(Task prompt):
Write out the whole listing, matching it exactly.

(Raw records):
-- Begin --

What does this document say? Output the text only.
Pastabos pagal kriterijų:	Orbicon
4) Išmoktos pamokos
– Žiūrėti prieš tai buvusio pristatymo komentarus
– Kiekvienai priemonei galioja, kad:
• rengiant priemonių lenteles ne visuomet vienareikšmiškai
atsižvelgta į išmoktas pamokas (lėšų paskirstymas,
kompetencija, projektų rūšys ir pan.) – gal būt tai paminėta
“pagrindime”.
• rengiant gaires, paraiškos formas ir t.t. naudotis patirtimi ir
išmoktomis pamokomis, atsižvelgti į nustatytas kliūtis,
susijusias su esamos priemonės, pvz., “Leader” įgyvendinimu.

-- End --

(Written answer):
What does this document say? Output the text only.
Pastabos pagal kriterijų:	Orbicon
4) Išmoktos pamokos
– Žiūrėti prieš tai buvusio pristatymo komentarus
– Kiekvienai priemonei galioja, kad:
• rengiant priemonių lenteles ne visuomet vienareikšmiškai
atsižvelgta į išmoktas pamokas (lėšų paskirstymas,
kompetencija, projektų rūšys ir pan.) – gal būt tai paminėta
“pagrindime”.
• rengiant gaires, paraiškos formas ir t.t. naudotis patirtimi ir
išmoktomis pamokomis, atsižvelgti į nustatytas kliūtis,
susijusias su esamos priemonės, pvz., “Leader” įgyvendinimu.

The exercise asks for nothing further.